● À FAIRE:
**a.** Pouvez-vous recopier, dans l'extrait sur les travaux d'étanchéité, le passage qui va de « Il en va de » à « 3 000 euros. » ?
**b.** Comment réécrire plus brièvement le paragraphe de l'extrait sur les travaux d'étanchéité qui commence par « en tout état de cause, force est de constater », en gardant ses faits principaux ?

● EXTRAIT DU TEXTE:

En ce que le remboursement de la somme de 2 000 euros correspondant au montant des travaux d’étanchéité sous les balustres réalisés par ses soins accordé par le tribunal reviendrait à une double indemnisation’avec l’octroi des sommes permettant de remédier aux désordres.
Sa responsabilité doit ensuite être répartie entre elle qui a exécuté les travaux, le cabinet d’architecture ARCHIPLUS, qui a commis une erreur de conception de l’ouvrage, et [D] [C], au titre de l’aggravation des désordres résultant de son inaction.
Sur l’infirmation du jugement en ce qu’il a condamné la société GARCON ETANCHEITE au paiement de la somme de 8.500 euros au titre d’un prétendu préjudice moral et de jouissance subi par [D] [C]
L’existence d’un préjudice de jouissance est parfaitement contestable pour plusieurs raisons’:
il ne peut être considéré que le cloquage de la peinture était de nature à priver [D] [C] de l’utilisation de son garage conformément à sa destination. Il n’existe donc aucun préjudice de jouissance à ce titre.
s’agissant des fissures sur les balustrades, celles-ci ne résultent pas des travaux réalisés par la société GARCON ETANCHEITE ce qu’a reconnu la société EURISK. Compte tenu de l’ancienneté de ces balustrades, il est manifeste que ces fissures étaient préexistantes à la survenance des désordres.
en tout état de cause, dans la mesure où [D] [C] a volontairement laissé s’aggraver les désordres pendant plusieurs années alors même qu’il convenait d’y mettre fin rapidement pour éviter ce phénomène, il ne peut désormais tenir la société GARCON ETANCHEITE comme responsable d’un préjudice de jouissance depuis 2013/2014 jusqu’à ce jour.
Il en va de même pour le préjudice moral’:
le préjudice résultant de l’action en justice qu’a été contrainte d’initier [D] [C] est déjà indemnisé par le biais des dispositions de l’article 700 du code de procédure civile sur le fondement duquel le tribunal a condamné la société GARCON ETANCHEITE au paiement de la somme de 3 000 euros.
en tout état de cause, force est de constater que la justification du tribunal ne concerne que la société AXA FRANCE IARD, assureur de la société GARCON ETANCHEITE, qui aurait fait subir un préjudice moral à Monsieur [C] en refusant la prise en charge intégrale des travaux réparatoires. Ainsi, la société GARCON ETANCHEITE n’a pas à être condamnée solidairement à ce titre.
par ailleurs, le montant de 8 500 euros retenu par le tribunal n’est en rien justifié par ce dernier, tout comme le montant de 15 000 euros réclamé par Monsieur [C].
Sur la garantie de la société AXA FRANCE IARD
la société AXA FRANCE IARD ne peut dénier sa garantie au titre des dommages aux existants et des dommages immatériels aux termes de l’attestation d’assurance, de surcroît dans la mesure où elle s’est préalablement mobilisée à ce titre.

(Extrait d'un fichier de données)
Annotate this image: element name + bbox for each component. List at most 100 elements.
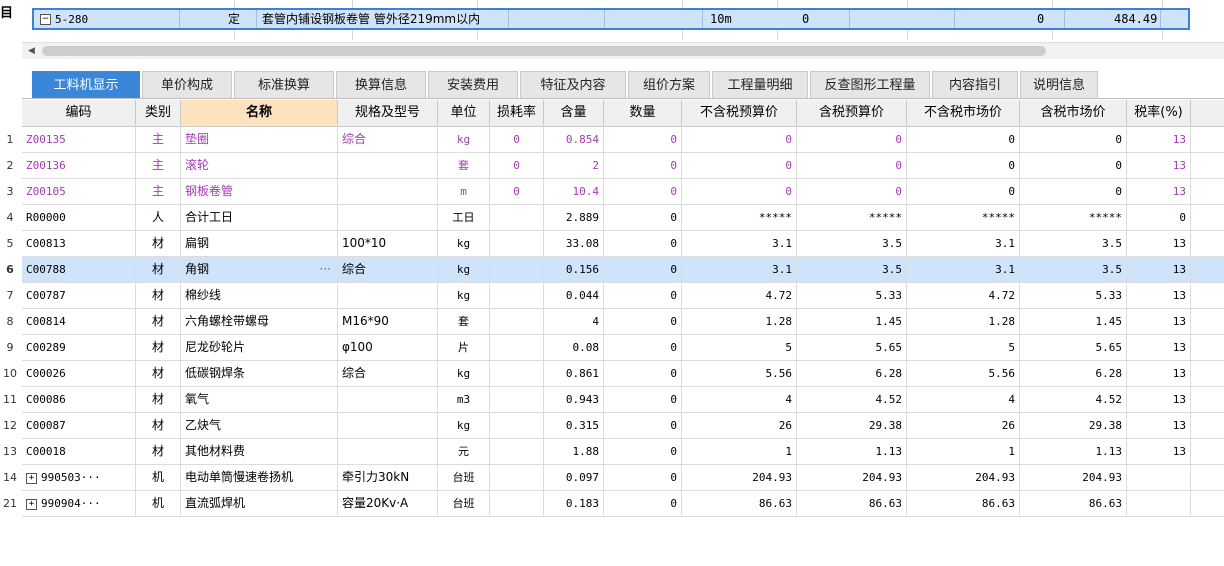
cell-market-price-tax[interactable]: 204.93 [1020, 465, 1127, 490]
cell-loss-rate[interactable] [490, 413, 544, 438]
cell-budget-price-tax[interactable]: 3.5 [797, 231, 907, 256]
cell-budget-price-tax[interactable]: 86.63 [797, 491, 907, 516]
table-row[interactable]: 6 C00788 材 角钢 ··· 综合 kg 0.156 0 3.1 3.5 3.1 3.5 13 [6, 257, 1224, 283]
cell-code[interactable]: Z00105 [22, 179, 136, 204]
cell-code[interactable]: Z00135 [22, 127, 136, 152]
cell-unit[interactable]: 套 [438, 153, 490, 178]
cell-market-price[interactable]: 0 [907, 153, 1020, 178]
cell-loss-rate[interactable] [490, 439, 544, 464]
cell-name[interactable]: 乙炔气 [181, 413, 338, 438]
cell-quantity[interactable]: 0 [604, 309, 682, 334]
scroll-left-arrow-icon[interactable]: ◀ [28, 46, 35, 56]
cell-quantity[interactable]: 0 [604, 153, 682, 178]
cell-market-price-tax[interactable]: 4.52 [1020, 387, 1127, 412]
tab-standard-conversion[interactable]: 标准换算 [234, 71, 334, 98]
collapse-icon[interactable]: − [40, 14, 51, 25]
cell-unit[interactable]: kg [438, 413, 490, 438]
tab-pricing-scheme[interactable]: 组价方案 [628, 71, 710, 98]
cell-budget-price[interactable]: 4.72 [682, 283, 797, 308]
tab-unit-price[interactable]: 单价构成 [142, 71, 232, 98]
table-row[interactable]: 2 Z00136 主 滚轮 套 0 2 0 0 0 0 0 13 [7, 153, 1224, 179]
cell-market-price-tax[interactable]: 1.13 [1020, 439, 1127, 464]
cell-content[interactable]: 33.08 [544, 231, 604, 256]
cell-content[interactable]: 0.044 [544, 283, 604, 308]
cell-unit[interactable]: 套 [438, 309, 490, 334]
tab-reverse-graph[interactable]: 反查图形工程量 [810, 71, 930, 98]
cell-content[interactable]: 0.097 [544, 465, 604, 490]
selected-quota-row[interactable]: −5-280 定 套管内铺设钢板卷管 管外径219mm以内 10m 0 0 48… [32, 8, 1190, 30]
cell-unit[interactable]: 片 [438, 335, 490, 360]
cell-market-price-tax[interactable]: 5.65 [1020, 335, 1127, 360]
cell-name[interactable]: 合计工日 [181, 205, 338, 230]
cell-content[interactable]: 0.861 [544, 361, 604, 386]
column-header-code[interactable]: 编码 [22, 100, 136, 125]
table-row[interactable]: 12 C00087 材 乙炔气 kg 0.315 0 26 29.38 26 29.38 13 [3, 413, 1224, 439]
cell-quantity[interactable]: 0 [604, 439, 682, 464]
cell-budget-price[interactable]: 3.1 [682, 257, 797, 282]
tab-conversion-info[interactable]: 换算信息 [336, 71, 426, 98]
cell-spec[interactable]: 综合 [338, 361, 438, 386]
cell-tax-rate[interactable]: 13 [1127, 257, 1191, 282]
cell-content[interactable]: 0.08 [544, 335, 604, 360]
table-row[interactable]: 9 C00289 材 尼龙砂轮片 φ100 片 0.08 0 5 5.65 5 5.65 13 [7, 335, 1224, 361]
cell-name[interactable]: 氧气 [181, 387, 338, 412]
cell-budget-price[interactable]: 1.28 [682, 309, 797, 334]
cell-loss-rate[interactable] [490, 205, 544, 230]
cell-spec[interactable]: 牵引力30kN [338, 465, 438, 490]
cell-category[interactable]: 材 [136, 283, 181, 308]
cell-category[interactable]: 机 [136, 465, 181, 490]
cell-content[interactable]: 0.156 [544, 257, 604, 282]
cell-spec[interactable] [338, 283, 438, 308]
cell-loss-rate[interactable]: 0 [490, 153, 544, 178]
cell-loss-rate[interactable]: 0 [490, 127, 544, 152]
cell-unit[interactable]: kg [438, 361, 490, 386]
cell-market-price-tax[interactable]: 1.45 [1020, 309, 1127, 334]
cell-name[interactable]: 尼龙砂轮片 [181, 335, 338, 360]
cell-name[interactable]: 角钢 ··· [181, 257, 338, 282]
cell-market-price[interactable]: 0 [907, 179, 1020, 204]
cell-loss-rate[interactable] [490, 335, 544, 360]
cell-category[interactable]: 材 [136, 231, 181, 256]
tab-materials-display[interactable]: 工料机显示 [32, 71, 140, 98]
cell-quantity[interactable]: 0 [604, 231, 682, 256]
cell-budget-price-tax[interactable]: 0 [797, 127, 907, 152]
cell-name[interactable]: 低碳钢焊条 [181, 361, 338, 386]
cell-unit[interactable]: kg [438, 127, 490, 152]
cell-market-price[interactable]: 5.56 [907, 361, 1020, 386]
cell-market-price[interactable]: 1.28 [907, 309, 1020, 334]
tab-notes[interactable]: 说明信息 [1020, 71, 1098, 98]
scrollbar-thumb[interactable] [42, 46, 1046, 56]
cell-loss-rate[interactable] [490, 283, 544, 308]
column-header-category[interactable]: 类别 [136, 100, 181, 125]
cell-category[interactable]: 人 [136, 205, 181, 230]
cell-spec[interactable] [338, 179, 438, 204]
table-row[interactable]: 3 Z00105 主 钢板卷管 m 0 10.4 0 0 0 0 0 13 [7, 179, 1224, 205]
cell-quantity[interactable]: 0 [604, 387, 682, 412]
cell-quantity[interactable]: 0 [604, 465, 682, 490]
cell-tax-rate[interactable]: 13 [1127, 179, 1191, 204]
cell-unit[interactable]: m3 [438, 387, 490, 412]
cell-spec[interactable]: M16*90 [338, 309, 438, 334]
horizontal-scrollbar[interactable]: ◀ [22, 42, 1224, 59]
cell-market-price-tax[interactable]: 0 [1020, 127, 1127, 152]
cell-unit[interactable]: kg [438, 257, 490, 282]
table-row[interactable]: 4 R00000 人 合计工日 工日 2.889 0 ***** ***** ***** *****… [7, 205, 1224, 231]
cell-spec[interactable] [338, 205, 438, 230]
cell-budget-price[interactable]: 0 [682, 153, 797, 178]
cell-budget-price-tax[interactable]: 6.28 [797, 361, 907, 386]
cell-tax-rate[interactable]: 13 [1127, 413, 1191, 438]
cell-tax-rate[interactable]: 13 [1127, 127, 1191, 152]
cell-market-price[interactable]: ***** [907, 205, 1020, 230]
cell-content[interactable]: 10.4 [544, 179, 604, 204]
cell-market-price[interactable]: 3.1 [907, 257, 1020, 282]
cell-quantity[interactable]: 0 [604, 491, 682, 516]
column-header-tax-rate[interactable]: 税率(%) [1127, 100, 1191, 125]
tab-features[interactable]: 特征及内容 [520, 71, 626, 98]
cell-name[interactable]: 电动单筒慢速卷扬机 [181, 465, 338, 490]
cell-code[interactable]: C00086 [22, 387, 136, 412]
cell-budget-price[interactable]: 3.1 [682, 231, 797, 256]
cell-loss-rate[interactable] [490, 309, 544, 334]
expand-icon[interactable]: + [26, 498, 37, 510]
cell-code[interactable]: Z00136 [22, 153, 136, 178]
cell-spec[interactable] [338, 439, 438, 464]
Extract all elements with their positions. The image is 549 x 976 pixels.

● RÉSULTATS FINAUX:
**a.**
Il en va de même pour le préjudice moral’:
le préjudice résultant de l’action en justice qu’a été contrainte d’initier [D] [C] est déjà indemnisé par le biais des dispositions de l’article 700 du code de procédure civile sur le fondement duquel le tribunal a condamné la société GARCON ETANCHEITE au paiement de la somme de 3 000 euros.

**b.** Le tribunal ne justifie le préjudice moral qu'à l'égard de la société AXA FRANCE IARD, assureur de la société GARCON ETANCHEITE. Cet assureur aurait causé ce préjudice à Monsieur [C] en refusant de prendre intégralement en charge les travaux réparatoires. La société GARCON ETANCHEITE n'a donc pas à être condamnée solidairement à ce titre.